PROBLEM REQUIREMENTS: Copy every line of the listing that holds the string "screenshot".

PROVIDED DATA:

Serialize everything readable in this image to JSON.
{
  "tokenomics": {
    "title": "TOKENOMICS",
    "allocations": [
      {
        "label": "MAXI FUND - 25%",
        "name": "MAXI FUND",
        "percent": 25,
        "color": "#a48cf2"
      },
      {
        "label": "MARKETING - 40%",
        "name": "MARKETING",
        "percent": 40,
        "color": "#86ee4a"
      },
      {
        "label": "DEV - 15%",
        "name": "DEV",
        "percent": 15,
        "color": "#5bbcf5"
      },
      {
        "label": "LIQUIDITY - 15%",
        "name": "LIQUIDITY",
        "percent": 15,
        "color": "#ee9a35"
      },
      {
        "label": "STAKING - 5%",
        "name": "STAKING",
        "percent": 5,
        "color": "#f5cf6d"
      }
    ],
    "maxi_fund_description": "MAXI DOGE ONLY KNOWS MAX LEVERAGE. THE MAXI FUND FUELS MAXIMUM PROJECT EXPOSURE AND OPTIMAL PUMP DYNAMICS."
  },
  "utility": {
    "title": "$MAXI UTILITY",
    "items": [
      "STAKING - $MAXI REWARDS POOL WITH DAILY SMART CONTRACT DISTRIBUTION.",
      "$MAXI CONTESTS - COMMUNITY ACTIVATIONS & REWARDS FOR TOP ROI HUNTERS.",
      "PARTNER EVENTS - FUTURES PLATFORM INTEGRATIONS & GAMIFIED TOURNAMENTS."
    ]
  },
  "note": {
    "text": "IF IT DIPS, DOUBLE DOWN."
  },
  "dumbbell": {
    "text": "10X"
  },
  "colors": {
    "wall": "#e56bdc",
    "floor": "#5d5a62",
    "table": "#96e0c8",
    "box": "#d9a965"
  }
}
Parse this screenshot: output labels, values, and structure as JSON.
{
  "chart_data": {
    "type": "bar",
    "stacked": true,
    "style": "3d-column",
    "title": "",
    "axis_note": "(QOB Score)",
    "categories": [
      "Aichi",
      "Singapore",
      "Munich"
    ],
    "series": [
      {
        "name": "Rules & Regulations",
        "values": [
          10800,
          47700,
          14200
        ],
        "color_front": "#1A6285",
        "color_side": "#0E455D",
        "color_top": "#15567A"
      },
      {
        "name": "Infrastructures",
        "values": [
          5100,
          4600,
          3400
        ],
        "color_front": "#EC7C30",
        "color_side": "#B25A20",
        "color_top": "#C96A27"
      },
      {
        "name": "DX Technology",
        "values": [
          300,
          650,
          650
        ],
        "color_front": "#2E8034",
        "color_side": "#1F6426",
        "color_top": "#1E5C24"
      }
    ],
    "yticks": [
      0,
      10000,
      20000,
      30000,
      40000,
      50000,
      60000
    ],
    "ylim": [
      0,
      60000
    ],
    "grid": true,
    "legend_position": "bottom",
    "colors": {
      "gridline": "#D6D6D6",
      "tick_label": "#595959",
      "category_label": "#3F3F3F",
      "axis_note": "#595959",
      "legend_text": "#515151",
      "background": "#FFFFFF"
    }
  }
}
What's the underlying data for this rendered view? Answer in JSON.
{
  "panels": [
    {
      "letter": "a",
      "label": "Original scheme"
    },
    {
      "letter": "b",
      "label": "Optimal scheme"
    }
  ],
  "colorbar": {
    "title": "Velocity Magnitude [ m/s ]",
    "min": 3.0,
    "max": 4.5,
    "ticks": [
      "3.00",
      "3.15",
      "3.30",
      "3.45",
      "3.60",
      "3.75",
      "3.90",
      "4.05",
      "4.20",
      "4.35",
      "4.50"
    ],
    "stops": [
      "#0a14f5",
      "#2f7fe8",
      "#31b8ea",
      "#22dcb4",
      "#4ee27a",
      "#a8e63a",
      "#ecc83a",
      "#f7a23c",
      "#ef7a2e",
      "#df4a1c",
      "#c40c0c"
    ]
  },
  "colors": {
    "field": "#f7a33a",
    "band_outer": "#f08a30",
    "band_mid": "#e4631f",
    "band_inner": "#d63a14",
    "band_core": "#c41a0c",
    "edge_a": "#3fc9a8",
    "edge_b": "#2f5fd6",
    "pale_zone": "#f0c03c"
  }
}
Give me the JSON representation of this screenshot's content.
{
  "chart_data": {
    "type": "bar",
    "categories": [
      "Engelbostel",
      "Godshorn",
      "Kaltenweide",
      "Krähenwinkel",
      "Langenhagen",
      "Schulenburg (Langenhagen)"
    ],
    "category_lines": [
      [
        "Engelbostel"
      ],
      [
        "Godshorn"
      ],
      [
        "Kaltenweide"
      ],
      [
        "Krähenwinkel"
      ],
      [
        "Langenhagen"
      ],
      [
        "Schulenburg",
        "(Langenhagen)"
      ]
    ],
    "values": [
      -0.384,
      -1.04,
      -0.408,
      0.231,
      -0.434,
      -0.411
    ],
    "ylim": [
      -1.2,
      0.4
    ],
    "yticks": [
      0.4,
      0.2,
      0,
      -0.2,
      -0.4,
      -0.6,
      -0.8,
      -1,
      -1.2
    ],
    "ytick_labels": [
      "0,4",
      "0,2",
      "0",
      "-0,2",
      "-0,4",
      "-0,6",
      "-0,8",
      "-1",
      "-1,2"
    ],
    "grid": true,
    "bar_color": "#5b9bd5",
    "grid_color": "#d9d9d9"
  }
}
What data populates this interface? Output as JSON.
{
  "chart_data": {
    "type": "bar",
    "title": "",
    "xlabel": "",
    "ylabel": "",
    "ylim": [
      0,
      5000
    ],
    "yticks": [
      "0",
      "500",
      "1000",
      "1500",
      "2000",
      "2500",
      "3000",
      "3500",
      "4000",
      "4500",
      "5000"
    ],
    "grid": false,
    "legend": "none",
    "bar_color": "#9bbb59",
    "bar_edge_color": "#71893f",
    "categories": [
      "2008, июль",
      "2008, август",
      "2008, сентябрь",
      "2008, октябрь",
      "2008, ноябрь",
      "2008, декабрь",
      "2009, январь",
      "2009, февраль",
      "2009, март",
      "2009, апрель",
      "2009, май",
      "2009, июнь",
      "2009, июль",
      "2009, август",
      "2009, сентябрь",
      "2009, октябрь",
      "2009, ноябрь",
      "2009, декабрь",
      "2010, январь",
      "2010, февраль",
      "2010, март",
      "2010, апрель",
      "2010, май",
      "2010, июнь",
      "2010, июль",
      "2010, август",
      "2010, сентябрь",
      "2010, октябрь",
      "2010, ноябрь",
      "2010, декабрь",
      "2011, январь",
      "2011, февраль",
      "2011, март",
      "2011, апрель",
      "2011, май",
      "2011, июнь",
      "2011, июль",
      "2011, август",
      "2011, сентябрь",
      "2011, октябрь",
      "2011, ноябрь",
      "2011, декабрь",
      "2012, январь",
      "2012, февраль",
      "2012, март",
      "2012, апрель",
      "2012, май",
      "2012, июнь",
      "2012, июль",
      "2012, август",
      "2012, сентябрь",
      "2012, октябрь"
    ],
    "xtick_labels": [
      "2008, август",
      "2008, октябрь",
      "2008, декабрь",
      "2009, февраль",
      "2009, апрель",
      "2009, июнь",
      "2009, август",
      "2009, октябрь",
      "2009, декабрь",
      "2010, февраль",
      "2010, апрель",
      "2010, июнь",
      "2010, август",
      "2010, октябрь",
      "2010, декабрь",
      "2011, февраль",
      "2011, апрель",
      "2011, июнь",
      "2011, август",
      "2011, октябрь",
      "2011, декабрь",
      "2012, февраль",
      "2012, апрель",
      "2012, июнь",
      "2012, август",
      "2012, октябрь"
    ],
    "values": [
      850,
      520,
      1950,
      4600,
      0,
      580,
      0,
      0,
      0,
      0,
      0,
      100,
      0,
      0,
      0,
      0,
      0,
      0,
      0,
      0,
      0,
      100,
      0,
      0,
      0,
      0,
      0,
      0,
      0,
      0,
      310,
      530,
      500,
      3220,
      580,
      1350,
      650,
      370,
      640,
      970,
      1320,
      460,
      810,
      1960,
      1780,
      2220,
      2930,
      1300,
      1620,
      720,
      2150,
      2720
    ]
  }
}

CORRECT ANSWER:
Parse this screenshot: output labels, values, and structure as JSON.
Give me the JSON representation of this screenshot's content.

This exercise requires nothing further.